> **GEGEVEN TEKST**:

<<<<

Fragment uit de tekst: Hugo Bongers
De eerste mensen die de wereld bevolkten waren jager-verzamelaars. Tot ongeveer tienduizend jaar geleden woonden mensen in kleine beweeglijke groepen samen, leefden van de jacht en het verzamelen van plantaardig voedsel en vestigden zich niet permanent op één plek. Zelfs de meest onherbergzame streken boden nog voldoende voedsel voor de kleine ambulante wereldbevolking. Die begon pas te groeien toen planten en dieren konden worden gecultiveerd: landbouw en veeteelt ontstonden en de mens maakte zich de beheersing van het vuur eigen, waarmee voedsel kon worden gekookt, hulpmiddelen gemaakt en permanente bewoning van een plek voordelig werd.
Beeldend kunstenaar Toine Klaassen laat zien dat het mensentype van de jager-verzamelaar een bruikbare vorm is om iets te vertellen over de wereld van nu. Klaassen kruipt in de huid van de jager-verzamelaar. Zo’n twintig jaar geleden nam hij de naam en gestalte aan van Dutch Bushman en nog steeds toont hij het overgrote deel van zijn werk onder deze naam. Het meeste werk zouden we met de omschrijving ‘performance’ kunnen aanduiden.
Het verzamelen begon bij Klaassen al vroeg na zijn afstuderen als beeldend kunstenaar aan de Rietveld Academie. Hij nam antikraak een groot atelier in gebruik, de enorme oppervlakte van de leegstaande Ysselwerf aan de Maas nabij de Van Brienenoordbrug. Die rivier spoelde van alles bij hem aan. Je zou het rommel kunnen noemen, maar Klaassen verdeelt de wereld niet in bruikbaar en onbruikbaar, mooi en lelijk. Niets is van zichzelf mooi of lelijk. Alles kan voor hem op een bepaald moment bruikbaar zijn. De enorme oppervlakte van de Ysselwerf stelde hem in staat zijn groeiende verzameling uit te stallen en te ordenen. Daar ontstonden de eerste installaties van Dutch Bushman. Producten van onze cultuur, zoals plastics, touw, flessen, stokken, lappen, poppen, piepschuim en vuurwerkhulzen mengde hij onbekommerd met producten van de natuur, zoals vogelveren, paardenbloempluizen, riet, berenklauwtakken, pluimen, slakkenhuizen, schelpen en eierschalen. In glazen potten conserveerde hij lijkjes van kleine dieren. In aquaria ontstonden diorama’s. Met lege bananendozen bouwde hij muren, hutten, onderkomens……
…….De performances van Toine Klaassen zijn contextueel, relationeel maar niet sterk interactief. Het ritueel wordt aangepast aan de beschikbare ruimte. Een nauwe gang in een ateliergebouw werkt anders dan een weids park. Een straat in Eindhoven vraagt om een andere benadering dan een volle tentoonstellingsruimte waarin ook werk van andere kunstenaars wordt geëxposeerd. Het werk is relationeel, omdat de rituelen worden getoond voor een publiek en de kunstenaar met dat publiek rekening houdt en er een stilzwijgende relatie mee aangaat. Klaassen is alsmaar in zijn installaties aanwezig en zijn publiek weet dat ook. Het werk is meestal niet interactief, want het publiek ‘doet niet mee’, is geen medeacteur in de rituelen. Dat kan meestal ook niet, want zijn performances duren uren, soms dagen achtereen. Publiek komt en gaat. Toch komen eenvoudige interacties soms wel voor. De kunstenaar kijkt iemand gericht aan of biedt iemand iets aan (een paardenbloempluis bijvoorbeeld die uiteen geblazen moet worden). Je zou zijn houding in de richting van het publiek als ‘onverstoorbaar’ kunnen beschrijven. Hij laat zich niet afleiden of uit zijn rol halen.

>>>>

> **AANGELEVERDE GEGEVENS**:
<<<<

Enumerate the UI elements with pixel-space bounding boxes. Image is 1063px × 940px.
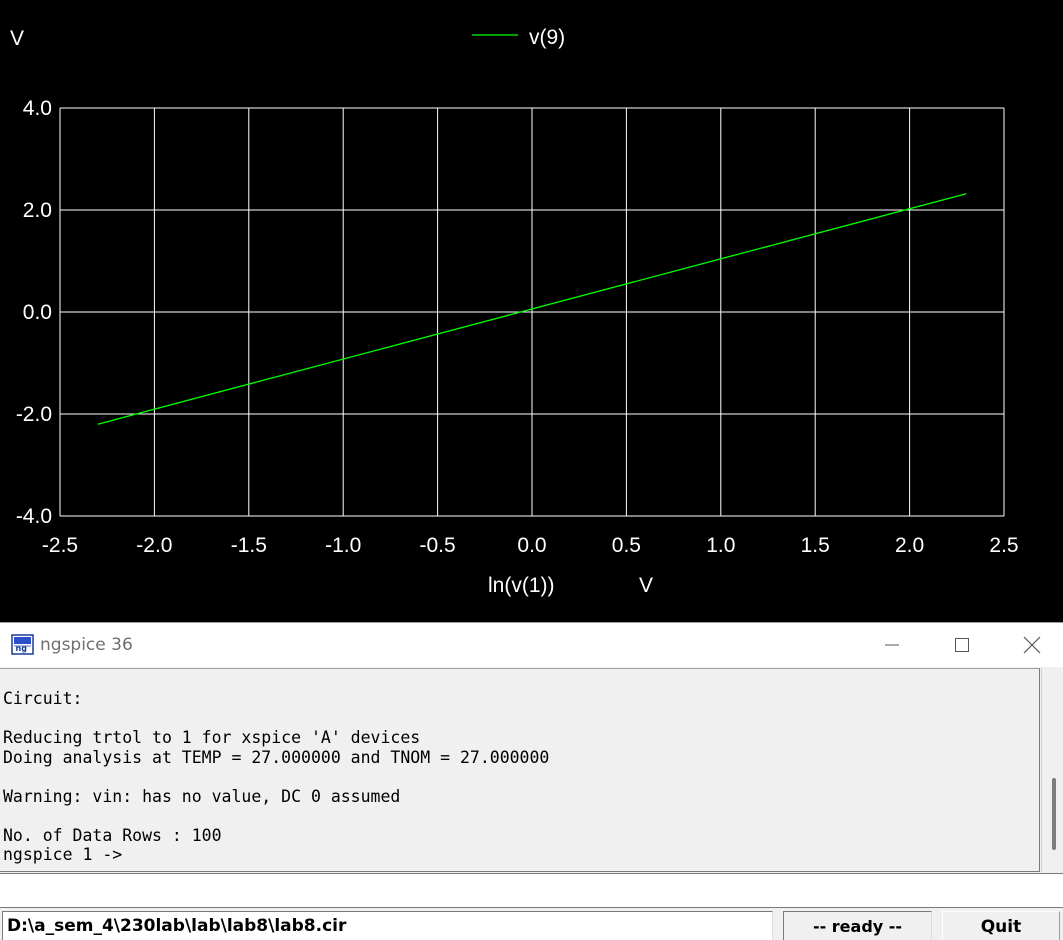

>>>>

> **OPDRACHTEN**:
- 1) Waar nam Klaassen volgens de tekst over Dutch Bushman na zijn afstuderen een groot atelier in gebruik?
- 2) Stemmen de volgende beweringen overeen met de tekst over Dutch Bushman? Beantwoord elke bewering met ja of nee en citeer de woorden uit de tekst die de doorslag geven.
(a) Klaassen studeerde af als beeldend kunstenaar aan de Rietveld Academie.
(b) Het publiek treedt in de rituelen meestal op als medeacteur.
(c) De performances van Klaassen duren soms dagen.
- 3) Schrijf de tekst over Dutch Bushman verder, te beginnen na de laatste zin.
De regels hierboven heb je niet nodig.

> **ANTWOORDEN**:
- 1) In de leegstaande Ysselwerf aan de Maas, nabij de Van Brienenoordbrug.

- 2)
(a) Ja: „na zijn afstuderen als beeldend kunstenaar aan de Rietveld Academie”
(b) Nee: „het publiek ‘doet niet mee’, is geen medeacteur in de rituelen”
(c) Ja: „zijn performances duren uren, soms dagen achtereen”

- 3)
Narcissus
Klaassen is dol op afgebroken, kapotte autospiegels; daarvan heeft hij er honderden verzameld. Hij gebruikt die vaak in zijn performances en sculpturen. Spiegels hangen soms als een ketting om het lichaam, en door die spiegels observeert hij tijdens zijn optredens het publiek. Spiegelingen vindt hij sowieso interessant. In zijn film Diepdroom (gemaakt samen met Rolf Versteegh en zijn vrouw Lin) speelt het spiegelende wateroppervlak van een meer een grote rol. Overal in zijn atelier zijn wel stukjes spiegel te vinden. De Narcissus-mythe verbeeld.
Klaassen bereidt de performances voor. Hij improviseert beperkt. De kracht van de voorstelling ligt in de voorbereiding: in de keuze van de locatie, de karakters, de enscenering, de te gebruiken materialen. In het atelier bereidt hij verschillende opties voor, kiest zijn voorwerpen uit, maar kan in reactie op de wijze waarop het publiek reageert wel switchen. De karakters zijn een gegeven, die zijn in de loop van de afgelopen twintig jaar ontstaan en geëvolueerd. En ze blijven zich ontwikkelen.
Toch zit er ook evolutie in zijn werk. Zijn eerste installaties waren wat minimalistischer. De kunstenaar zelf was nog afwezig in die installaties. In een vroegere, meer ‘schrale’ performance gebruikte hij alleen een vergrootglas en een camera en fotografeerde daarmee een uitvergroot oog van mensen in zijn publiek, DREAMONEYE. Niet altijd is er voldoende ruimte om “met zooi te lopen sjouwen”. Toch valt op, dat zijn performances nu rijker, barokker zijn.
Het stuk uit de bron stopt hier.